● **CHALLENGE**
Below is a block of records. Copy every line in it that contains the word "Capítulo".

● **DATA FOR THE TASK**

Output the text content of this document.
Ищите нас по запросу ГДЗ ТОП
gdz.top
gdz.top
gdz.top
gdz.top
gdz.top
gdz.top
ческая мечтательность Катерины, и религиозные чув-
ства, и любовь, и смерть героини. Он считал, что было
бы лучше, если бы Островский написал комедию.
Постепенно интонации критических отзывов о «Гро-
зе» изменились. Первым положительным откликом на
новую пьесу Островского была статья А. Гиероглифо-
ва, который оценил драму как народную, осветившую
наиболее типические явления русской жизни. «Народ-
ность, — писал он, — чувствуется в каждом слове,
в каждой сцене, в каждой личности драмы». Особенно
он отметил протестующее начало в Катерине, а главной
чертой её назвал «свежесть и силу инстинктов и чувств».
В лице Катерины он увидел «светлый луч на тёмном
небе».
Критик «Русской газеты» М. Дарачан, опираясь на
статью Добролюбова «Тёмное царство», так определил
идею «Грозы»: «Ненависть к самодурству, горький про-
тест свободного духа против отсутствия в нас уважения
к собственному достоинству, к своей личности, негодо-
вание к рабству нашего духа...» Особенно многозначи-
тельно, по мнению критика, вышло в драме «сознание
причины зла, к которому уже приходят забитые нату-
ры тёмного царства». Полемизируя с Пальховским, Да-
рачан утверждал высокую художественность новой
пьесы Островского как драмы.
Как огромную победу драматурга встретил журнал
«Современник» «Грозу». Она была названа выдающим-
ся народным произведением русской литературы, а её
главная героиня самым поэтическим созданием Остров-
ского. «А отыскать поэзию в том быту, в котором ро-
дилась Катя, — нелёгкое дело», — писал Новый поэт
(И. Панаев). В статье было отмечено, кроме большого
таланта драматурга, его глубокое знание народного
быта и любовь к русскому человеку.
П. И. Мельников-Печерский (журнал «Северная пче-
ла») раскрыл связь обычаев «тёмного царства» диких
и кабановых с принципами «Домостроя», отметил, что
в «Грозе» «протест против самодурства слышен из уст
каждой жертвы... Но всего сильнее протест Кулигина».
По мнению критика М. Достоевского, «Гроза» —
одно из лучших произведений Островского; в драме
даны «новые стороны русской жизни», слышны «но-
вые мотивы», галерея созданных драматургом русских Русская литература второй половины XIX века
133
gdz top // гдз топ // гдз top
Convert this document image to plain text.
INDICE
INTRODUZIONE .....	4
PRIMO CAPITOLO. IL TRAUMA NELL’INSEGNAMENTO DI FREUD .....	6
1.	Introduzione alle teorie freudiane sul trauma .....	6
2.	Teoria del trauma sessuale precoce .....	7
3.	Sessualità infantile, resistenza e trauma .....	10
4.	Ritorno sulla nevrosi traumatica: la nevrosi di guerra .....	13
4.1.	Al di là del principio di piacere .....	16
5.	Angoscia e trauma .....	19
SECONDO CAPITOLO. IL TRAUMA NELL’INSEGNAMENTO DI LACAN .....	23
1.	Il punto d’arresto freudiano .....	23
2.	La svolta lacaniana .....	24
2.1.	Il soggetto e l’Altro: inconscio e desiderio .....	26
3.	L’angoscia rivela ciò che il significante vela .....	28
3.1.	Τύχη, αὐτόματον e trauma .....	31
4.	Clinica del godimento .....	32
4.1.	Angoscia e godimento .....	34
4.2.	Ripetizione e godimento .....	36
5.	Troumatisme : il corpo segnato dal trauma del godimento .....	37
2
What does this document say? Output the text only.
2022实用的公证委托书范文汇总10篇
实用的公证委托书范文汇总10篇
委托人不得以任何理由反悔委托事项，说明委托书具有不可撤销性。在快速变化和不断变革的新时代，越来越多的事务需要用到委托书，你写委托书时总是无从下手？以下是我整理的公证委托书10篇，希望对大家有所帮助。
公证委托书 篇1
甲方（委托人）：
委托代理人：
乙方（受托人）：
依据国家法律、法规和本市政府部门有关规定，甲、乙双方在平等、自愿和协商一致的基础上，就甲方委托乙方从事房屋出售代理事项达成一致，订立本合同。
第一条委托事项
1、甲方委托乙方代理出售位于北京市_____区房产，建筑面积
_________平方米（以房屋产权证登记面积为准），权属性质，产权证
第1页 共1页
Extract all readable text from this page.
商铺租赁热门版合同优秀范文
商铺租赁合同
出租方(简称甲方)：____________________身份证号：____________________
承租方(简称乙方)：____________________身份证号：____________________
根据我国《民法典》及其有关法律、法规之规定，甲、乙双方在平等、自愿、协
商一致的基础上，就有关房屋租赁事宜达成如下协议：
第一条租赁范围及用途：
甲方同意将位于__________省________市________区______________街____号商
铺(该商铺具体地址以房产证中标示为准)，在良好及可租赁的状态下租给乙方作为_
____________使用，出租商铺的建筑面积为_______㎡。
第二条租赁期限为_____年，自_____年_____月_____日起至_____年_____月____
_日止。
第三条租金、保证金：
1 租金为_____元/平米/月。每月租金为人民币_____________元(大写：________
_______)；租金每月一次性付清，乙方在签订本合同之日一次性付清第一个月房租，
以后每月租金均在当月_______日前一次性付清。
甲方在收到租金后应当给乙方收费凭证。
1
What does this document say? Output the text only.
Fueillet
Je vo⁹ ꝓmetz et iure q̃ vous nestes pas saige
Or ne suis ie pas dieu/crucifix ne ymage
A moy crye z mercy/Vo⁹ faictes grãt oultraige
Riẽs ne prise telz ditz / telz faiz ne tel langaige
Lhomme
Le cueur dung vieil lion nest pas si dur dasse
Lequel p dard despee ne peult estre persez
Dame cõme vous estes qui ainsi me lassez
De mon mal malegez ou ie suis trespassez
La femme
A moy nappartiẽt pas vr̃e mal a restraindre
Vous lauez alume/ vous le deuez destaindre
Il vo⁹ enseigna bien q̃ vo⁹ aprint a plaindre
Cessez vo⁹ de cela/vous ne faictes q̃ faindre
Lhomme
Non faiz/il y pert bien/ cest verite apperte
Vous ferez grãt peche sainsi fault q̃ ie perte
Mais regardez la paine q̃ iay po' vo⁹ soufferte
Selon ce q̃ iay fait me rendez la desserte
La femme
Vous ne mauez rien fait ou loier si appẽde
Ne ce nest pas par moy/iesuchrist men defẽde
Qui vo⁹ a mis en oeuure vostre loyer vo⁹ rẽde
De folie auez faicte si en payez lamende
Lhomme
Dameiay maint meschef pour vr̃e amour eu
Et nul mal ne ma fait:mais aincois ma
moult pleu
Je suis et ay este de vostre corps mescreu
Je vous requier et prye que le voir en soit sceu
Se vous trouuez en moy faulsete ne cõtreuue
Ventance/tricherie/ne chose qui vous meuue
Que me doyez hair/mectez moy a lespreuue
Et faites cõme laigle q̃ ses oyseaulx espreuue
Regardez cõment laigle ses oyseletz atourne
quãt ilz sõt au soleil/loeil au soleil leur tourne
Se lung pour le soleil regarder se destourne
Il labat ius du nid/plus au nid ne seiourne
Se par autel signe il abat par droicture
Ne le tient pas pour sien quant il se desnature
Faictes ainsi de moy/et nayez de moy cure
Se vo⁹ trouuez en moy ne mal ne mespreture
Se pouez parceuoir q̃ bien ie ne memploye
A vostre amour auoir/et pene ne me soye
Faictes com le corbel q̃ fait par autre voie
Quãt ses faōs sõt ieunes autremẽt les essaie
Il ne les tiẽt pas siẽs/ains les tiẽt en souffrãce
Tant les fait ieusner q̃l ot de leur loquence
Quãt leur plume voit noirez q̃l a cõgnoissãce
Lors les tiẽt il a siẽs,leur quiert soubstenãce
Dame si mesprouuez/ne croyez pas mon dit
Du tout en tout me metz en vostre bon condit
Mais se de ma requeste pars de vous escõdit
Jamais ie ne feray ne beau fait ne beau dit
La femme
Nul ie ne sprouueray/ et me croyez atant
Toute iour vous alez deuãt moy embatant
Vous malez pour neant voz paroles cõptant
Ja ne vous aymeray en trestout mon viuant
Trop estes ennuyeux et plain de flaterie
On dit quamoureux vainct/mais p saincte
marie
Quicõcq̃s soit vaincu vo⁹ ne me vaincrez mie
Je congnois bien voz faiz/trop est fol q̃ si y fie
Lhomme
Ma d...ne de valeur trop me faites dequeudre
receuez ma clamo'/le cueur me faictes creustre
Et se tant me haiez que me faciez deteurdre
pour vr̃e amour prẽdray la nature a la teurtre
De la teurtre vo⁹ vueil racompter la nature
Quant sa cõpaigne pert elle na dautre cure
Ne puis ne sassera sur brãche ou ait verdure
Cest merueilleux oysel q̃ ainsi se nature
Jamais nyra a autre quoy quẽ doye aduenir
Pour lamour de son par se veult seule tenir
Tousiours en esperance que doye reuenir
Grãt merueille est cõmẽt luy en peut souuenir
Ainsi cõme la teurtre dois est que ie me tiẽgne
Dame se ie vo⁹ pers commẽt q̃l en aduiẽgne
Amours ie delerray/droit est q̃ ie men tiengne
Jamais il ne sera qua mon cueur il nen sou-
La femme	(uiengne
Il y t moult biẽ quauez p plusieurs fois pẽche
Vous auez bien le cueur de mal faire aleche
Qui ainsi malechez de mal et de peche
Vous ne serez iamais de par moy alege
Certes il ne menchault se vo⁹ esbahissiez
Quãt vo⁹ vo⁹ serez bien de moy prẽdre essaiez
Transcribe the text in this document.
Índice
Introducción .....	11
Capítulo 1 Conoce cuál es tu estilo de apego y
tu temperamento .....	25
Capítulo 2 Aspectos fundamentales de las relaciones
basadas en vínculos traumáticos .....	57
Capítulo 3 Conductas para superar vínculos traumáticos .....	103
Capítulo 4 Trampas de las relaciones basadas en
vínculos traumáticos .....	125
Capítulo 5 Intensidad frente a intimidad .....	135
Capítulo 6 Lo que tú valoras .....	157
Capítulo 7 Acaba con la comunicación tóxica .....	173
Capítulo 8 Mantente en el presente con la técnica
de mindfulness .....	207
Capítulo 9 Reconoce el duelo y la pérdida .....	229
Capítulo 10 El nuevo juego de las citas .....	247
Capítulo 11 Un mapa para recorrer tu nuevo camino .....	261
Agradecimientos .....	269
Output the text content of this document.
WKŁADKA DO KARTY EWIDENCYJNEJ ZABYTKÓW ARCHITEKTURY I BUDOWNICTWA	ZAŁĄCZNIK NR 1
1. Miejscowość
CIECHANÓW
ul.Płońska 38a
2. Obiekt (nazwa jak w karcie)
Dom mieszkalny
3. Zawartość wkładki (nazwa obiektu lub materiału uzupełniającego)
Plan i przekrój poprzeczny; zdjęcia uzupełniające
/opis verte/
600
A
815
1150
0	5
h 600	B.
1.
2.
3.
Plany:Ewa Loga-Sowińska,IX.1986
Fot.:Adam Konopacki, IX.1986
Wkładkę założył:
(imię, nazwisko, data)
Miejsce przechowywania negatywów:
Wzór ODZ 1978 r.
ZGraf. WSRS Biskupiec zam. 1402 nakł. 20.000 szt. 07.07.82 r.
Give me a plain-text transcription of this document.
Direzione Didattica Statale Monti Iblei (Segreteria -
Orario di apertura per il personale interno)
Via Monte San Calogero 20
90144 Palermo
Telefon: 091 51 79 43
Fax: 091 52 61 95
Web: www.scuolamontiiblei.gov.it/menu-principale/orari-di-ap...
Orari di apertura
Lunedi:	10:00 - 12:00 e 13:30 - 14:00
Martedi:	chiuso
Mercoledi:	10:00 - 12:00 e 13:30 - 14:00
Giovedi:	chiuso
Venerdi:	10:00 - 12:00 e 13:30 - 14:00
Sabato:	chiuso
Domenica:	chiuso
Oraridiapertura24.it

● **SOLVED EXERCISE**
Capítulo 1 Conoce cuál es tu estilo de apego y
Capítulo 2 Aspectos fundamentales de las relaciones
Capítulo 3 Conductas para superar vínculos traumáticos .....	103
Capítulo 4 Trampas de las relaciones basadas en
Capítulo 5 Intensidad frente a intimidad .....	135
Capítulo 6 Lo que tú valoras .....	157
Capítulo 7 Acaba con la comunicación tóxica .....	173
Capítulo 8 Mantente en el presente con la técnica
Capítulo 9 Reconoce el duelo y la pérdida .....	229
Capítulo 10 El nuevo juego de las citas .....	247
Capítulo 11 Un mapa para recorrer tu nuevo camino .....	261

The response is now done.